Output all entries verbatim. Skip pictures.

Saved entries
========
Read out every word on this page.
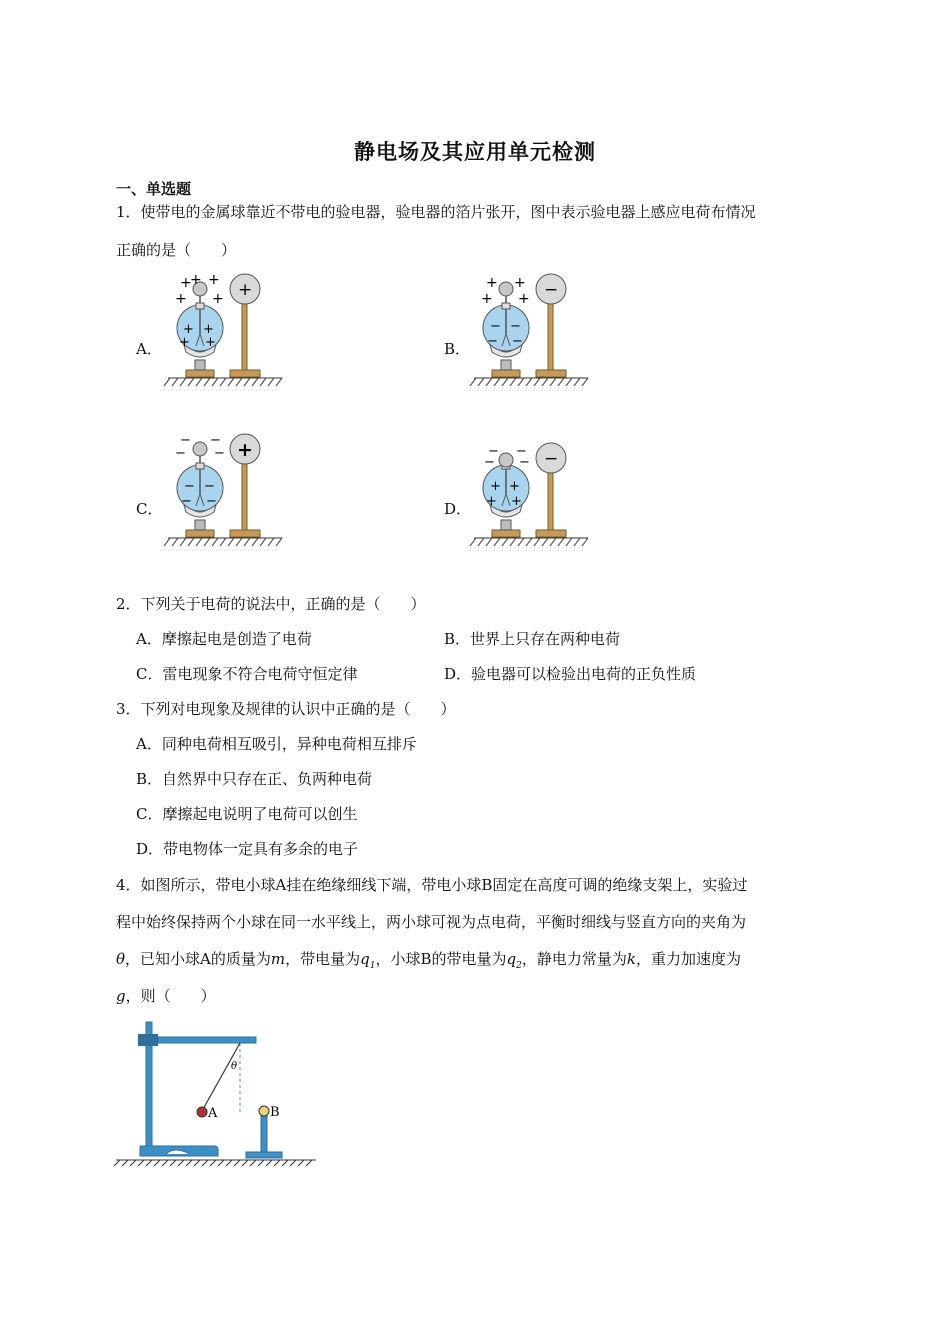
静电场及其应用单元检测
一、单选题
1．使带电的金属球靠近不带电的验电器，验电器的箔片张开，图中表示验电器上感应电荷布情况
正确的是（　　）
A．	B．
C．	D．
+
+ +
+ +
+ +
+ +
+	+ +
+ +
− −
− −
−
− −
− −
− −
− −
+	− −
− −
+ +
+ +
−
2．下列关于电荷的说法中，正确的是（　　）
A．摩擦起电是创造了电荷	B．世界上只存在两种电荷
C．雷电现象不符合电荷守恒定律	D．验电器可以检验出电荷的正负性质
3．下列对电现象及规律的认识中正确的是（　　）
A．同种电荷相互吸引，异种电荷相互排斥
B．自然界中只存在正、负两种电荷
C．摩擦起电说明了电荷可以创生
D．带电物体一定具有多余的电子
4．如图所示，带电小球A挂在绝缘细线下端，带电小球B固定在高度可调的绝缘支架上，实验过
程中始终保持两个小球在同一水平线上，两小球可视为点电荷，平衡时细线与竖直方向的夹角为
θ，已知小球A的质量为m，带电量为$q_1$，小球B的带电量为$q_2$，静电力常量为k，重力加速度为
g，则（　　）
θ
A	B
========
--- RESPONSE ---
Read out every word on this page.
静电场及其应用单元检测
一、单选题
1．使带电的金属球靠近不带电的验电器，验电器的箔片张开，图中表示验电器上感应电荷布情况
正确的是（　　）
A．	B．
C．	D．
+
+ +
+ +
+ +
+ +
+	+ +
+ +
− −
− −
−
− −
− −
− −
− −
+	− −
− −
+ +
+ +
−
2．下列关于电荷的说法中，正确的是（　　）
A．摩擦起电是创造了电荷	B．世界上只存在两种电荷
C．雷电现象不符合电荷守恒定律	D．验电器可以检验出电荷的正负性质
3．下列对电现象及规律的认识中正确的是（　　）
A．同种电荷相互吸引，异种电荷相互排斥
B．自然界中只存在正、负两种电荷
C．摩擦起电说明了电荷可以创生
D．带电物体一定具有多余的电子
4．如图所示，带电小球A挂在绝缘细线下端，带电小球B固定在高度可调的绝缘支架上，实验过
程中始终保持两个小球在同一水平线上，两小球可视为点电荷，平衡时细线与竖直方向的夹角为
θ，已知小球A的质量为m，带电量为$q_1$，小球B的带电量为$q_2$，静电力常量为k，重力加速度为
g，则（　　）
θ
A	B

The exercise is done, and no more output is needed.